[begin DATA FOR THE TASK]
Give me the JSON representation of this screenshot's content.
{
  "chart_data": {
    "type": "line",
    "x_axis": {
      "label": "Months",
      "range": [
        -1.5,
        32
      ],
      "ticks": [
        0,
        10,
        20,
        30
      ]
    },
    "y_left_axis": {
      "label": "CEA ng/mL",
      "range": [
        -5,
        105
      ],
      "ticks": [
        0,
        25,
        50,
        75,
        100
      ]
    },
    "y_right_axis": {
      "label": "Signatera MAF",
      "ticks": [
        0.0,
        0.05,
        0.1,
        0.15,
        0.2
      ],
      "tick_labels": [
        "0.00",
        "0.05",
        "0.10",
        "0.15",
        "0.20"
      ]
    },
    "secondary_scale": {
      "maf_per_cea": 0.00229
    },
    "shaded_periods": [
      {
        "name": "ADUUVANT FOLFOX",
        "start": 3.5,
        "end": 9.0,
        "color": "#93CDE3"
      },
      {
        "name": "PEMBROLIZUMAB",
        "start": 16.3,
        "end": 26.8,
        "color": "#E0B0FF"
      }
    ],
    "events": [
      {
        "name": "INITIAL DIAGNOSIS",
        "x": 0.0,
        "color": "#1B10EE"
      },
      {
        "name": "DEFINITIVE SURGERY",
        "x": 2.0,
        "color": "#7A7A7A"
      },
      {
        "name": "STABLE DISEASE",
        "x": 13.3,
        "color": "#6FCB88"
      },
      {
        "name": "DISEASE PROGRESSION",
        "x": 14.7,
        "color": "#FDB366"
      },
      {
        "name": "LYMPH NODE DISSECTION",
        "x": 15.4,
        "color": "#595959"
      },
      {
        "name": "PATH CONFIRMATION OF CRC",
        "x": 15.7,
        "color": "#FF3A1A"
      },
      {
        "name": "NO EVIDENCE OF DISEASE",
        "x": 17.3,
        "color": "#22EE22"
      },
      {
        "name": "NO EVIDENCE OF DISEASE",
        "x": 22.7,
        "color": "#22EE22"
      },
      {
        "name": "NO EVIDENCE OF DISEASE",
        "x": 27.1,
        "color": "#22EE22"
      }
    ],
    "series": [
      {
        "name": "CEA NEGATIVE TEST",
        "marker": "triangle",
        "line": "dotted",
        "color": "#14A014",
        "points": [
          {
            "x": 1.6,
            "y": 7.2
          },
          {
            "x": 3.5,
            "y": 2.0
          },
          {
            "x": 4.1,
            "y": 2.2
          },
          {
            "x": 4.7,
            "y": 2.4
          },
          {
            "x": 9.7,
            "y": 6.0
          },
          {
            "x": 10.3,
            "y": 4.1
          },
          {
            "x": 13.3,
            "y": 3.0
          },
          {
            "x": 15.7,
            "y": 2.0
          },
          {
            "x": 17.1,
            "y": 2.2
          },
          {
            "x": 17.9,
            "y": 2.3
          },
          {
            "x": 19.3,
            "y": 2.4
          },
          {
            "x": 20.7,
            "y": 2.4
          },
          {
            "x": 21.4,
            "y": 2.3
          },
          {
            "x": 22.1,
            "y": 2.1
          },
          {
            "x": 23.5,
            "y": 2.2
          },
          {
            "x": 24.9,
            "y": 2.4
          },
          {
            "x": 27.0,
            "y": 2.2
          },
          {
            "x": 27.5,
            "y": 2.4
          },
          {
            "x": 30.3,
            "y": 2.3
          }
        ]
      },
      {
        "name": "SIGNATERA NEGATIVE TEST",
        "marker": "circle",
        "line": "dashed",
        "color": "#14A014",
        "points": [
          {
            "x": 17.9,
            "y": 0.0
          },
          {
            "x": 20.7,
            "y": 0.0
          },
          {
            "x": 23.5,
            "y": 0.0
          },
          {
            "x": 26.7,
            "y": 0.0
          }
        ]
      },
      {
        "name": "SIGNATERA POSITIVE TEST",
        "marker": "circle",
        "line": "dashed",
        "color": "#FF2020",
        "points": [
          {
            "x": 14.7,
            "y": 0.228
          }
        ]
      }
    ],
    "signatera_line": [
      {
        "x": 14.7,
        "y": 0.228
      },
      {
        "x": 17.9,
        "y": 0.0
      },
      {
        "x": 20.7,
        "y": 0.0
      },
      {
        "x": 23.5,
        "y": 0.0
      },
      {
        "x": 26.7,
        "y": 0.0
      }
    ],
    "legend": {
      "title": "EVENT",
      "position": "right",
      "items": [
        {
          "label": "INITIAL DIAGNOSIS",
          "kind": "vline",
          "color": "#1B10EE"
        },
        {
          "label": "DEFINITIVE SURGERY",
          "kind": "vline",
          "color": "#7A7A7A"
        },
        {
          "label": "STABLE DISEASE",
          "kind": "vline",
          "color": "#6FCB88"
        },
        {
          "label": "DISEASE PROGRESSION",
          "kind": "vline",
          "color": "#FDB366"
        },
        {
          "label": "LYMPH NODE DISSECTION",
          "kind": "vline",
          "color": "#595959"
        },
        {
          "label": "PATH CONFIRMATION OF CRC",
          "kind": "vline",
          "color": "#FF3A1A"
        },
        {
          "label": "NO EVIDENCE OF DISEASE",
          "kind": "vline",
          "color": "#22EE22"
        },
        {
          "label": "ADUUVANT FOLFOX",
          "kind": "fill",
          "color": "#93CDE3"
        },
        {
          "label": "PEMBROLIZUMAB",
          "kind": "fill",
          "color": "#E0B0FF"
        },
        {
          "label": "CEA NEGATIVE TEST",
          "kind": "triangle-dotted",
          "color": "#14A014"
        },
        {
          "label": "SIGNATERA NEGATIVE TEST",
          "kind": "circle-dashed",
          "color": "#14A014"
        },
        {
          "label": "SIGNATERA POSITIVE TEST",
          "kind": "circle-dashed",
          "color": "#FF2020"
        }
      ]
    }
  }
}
[end DATA FOR THE TASK]
PROBLEM STATEMENT: Every entry must be quoted exactly as it appears above.

THE OUTPUT:
Give me the JSON representation of this screenshot's content.
{
  "chart_data": {
    "type": "line",
    "x_axis": {
      "label": "Months",
      "range": [
        -1.5,
        32
      ],
      "ticks": [
        0,
        10,
        20,
        30
      ]
    },
    "y_left_axis": {
      "label": "CEA ng/mL",
      "range": [
        -5,
        105
      ],
      "ticks": [
        0,
        25,
        50,
        75,
        100
      ]
    },
    "y_right_axis": {
      "label": "Signatera MAF",
      "ticks": [
        0.0,
        0.05,
        0.1,
        0.15,
        0.2
      ],
      "tick_labels": [
        "0.00",
        "0.05",
        "0.10",
        "0.15",
        "0.20"
      ]
    },
    "secondary_scale": {
      "maf_per_cea": 0.00229
    },
    "shaded_periods": [
      {
        "name": "ADUUVANT FOLFOX",
        "start": 3.5,
        "end": 9.0,
        "color": "#93CDE3"
      },
      {
        "name": "PEMBROLIZUMAB",
        "start": 16.3,
        "end": 26.8,
        "color": "#E0B0FF"
      }
    ],
    "events": [
      {
        "name": "INITIAL DIAGNOSIS",
        "x": 0.0,
        "color": "#1B10EE"
      },
      {
        "name": "DEFINITIVE SURGERY",
        "x": 2.0,
        "color": "#7A7A7A"
      },
      {
        "name": "STABLE DISEASE",
        "x": 13.3,
        "color": "#6FCB88"
      },
      {
        "name": "DISEASE PROGRESSION",
        "x": 14.7,
        "color": "#FDB366"
      },
      {
        "name": "LYMPH NODE DISSECTION",
        "x": 15.4,
        "color": "#595959"
      },
      {
        "name": "PATH CONFIRMATION OF CRC",
        "x": 15.7,
        "color": "#FF3A1A"
      },
      {
        "name": "NO EVIDENCE OF DISEASE",
        "x": 17.3,
        "color": "#22EE22"
      },
      {
        "name": "NO EVIDENCE OF DISEASE",
        "x": 22.7,
        "color": "#22EE22"
      },
      {
        "name": "NO EVIDENCE OF DISEASE",
        "x": 27.1,
        "color": "#22EE22"
      }
    ],
    "series": [
      {
        "name": "CEA NEGATIVE TEST",
        "marker": "triangle",
        "line": "dotted",
        "color": "#14A014",
        "points": [
          {
            "x": 1.6,
            "y": 7.2
          },
          {
            "x": 3.5,
            "y": 2.0
          },
          {
            "x": 4.1,
            "y": 2.2
          },
          {
            "x": 4.7,
            "y": 2.4
          },
          {
            "x": 9.7,
            "y": 6.0
          },
          {
            "x": 10.3,
            "y": 4.1
          },
          {
            "x": 13.3,
            "y": 3.0
          },
          {
            "x": 15.7,
            "y": 2.0
          },
          {
            "x": 17.1,
            "y": 2.2
          },
          {
            "x": 17.9,
            "y": 2.3
          },
          {
            "x": 19.3,
            "y": 2.4
          },
          {
            "x": 20.7,
            "y": 2.4
          },
          {
            "x": 21.4,
            "y": 2.3
          },
          {
            "x": 22.1,
            "y": 2.1
          },
          {
            "x": 23.5,
            "y": 2.2
          },
          {
            "x": 24.9,
            "y": 2.4
          },
          {
            "x": 27.0,
            "y": 2.2
          },
          {
            "x": 27.5,
            "y": 2.4
          },
          {
            "x": 30.3,
            "y": 2.3
          }
        ]
      },
      {
        "name": "SIGNATERA NEGATIVE TEST",
        "marker": "circle",
        "line": "dashed",
        "color": "#14A014",
        "points": [
          {
            "x": 17.9,
            "y": 0.0
          },
          {
            "x": 20.7,
            "y": 0.0
          },
          {
            "x": 23.5,
            "y": 0.0
          },
          {
            "x": 26.7,
            "y": 0.0
          }
        ]
      },
      {
        "name": "SIGNATERA POSITIVE TEST",
        "marker": "circle",
        "line": "dashed",
        "color": "#FF2020",
        "points": [
          {
            "x": 14.7,
            "y": 0.228
          }
        ]
      }
    ],
    "signatera_line": [
      {
        "x": 14.7,
        "y": 0.228
      },
      {
        "x": 17.9,
        "y": 0.0
      },
      {
        "x": 20.7,
        "y": 0.0
      },
      {
        "x": 23.5,
        "y": 0.0
      },
      {
        "x": 26.7,
        "y": 0.0
      }
    ],
    "legend": {
      "title": "EVENT",
      "position": "right",
      "items": [
        {
          "label": "INITIAL DIAGNOSIS",
          "kind": "vline",
          "color": "#1B10EE"
        },
        {
          "label": "DEFINITIVE SURGERY",
          "kind": "vline",
          "color": "#7A7A7A"
        },
        {
          "label": "STABLE DISEASE",
          "kind": "vline",
          "color": "#6FCB88"
        },
        {
          "label": "DISEASE PROGRESSION",
          "kind": "vline",
          "color": "#FDB366"
        },
        {
          "label": "LYMPH NODE DISSECTION",
          "kind": "vline",
          "color": "#595959"
        },
        {
          "label": "PATH CONFIRMATION OF CRC",
          "kind": "vline",
          "color": "#FF3A1A"
        },
        {
          "label": "NO EVIDENCE OF DISEASE",
          "kind": "vline",
          "color": "#22EE22"
        },
        {
          "label": "ADUUVANT FOLFOX",
          "kind": "fill",
          "color": "#93CDE3"
        },
        {
          "label": "PEMBROLIZUMAB",
          "kind": "fill",
          "color": "#E0B0FF"
        },
        {
          "label": "CEA NEGATIVE TEST",
          "kind": "triangle-dotted",
          "color": "#14A014"
        },
        {
          "label": "SIGNATERA NEGATIVE TEST",
          "kind": "circle-dashed",
          "color": "#14A014"
        },
        {
          "label": "SIGNATERA POSITIVE TEST",
          "kind": "circle-dashed",
          "color": "#FF2020"
        }
      ]
    }
  }
}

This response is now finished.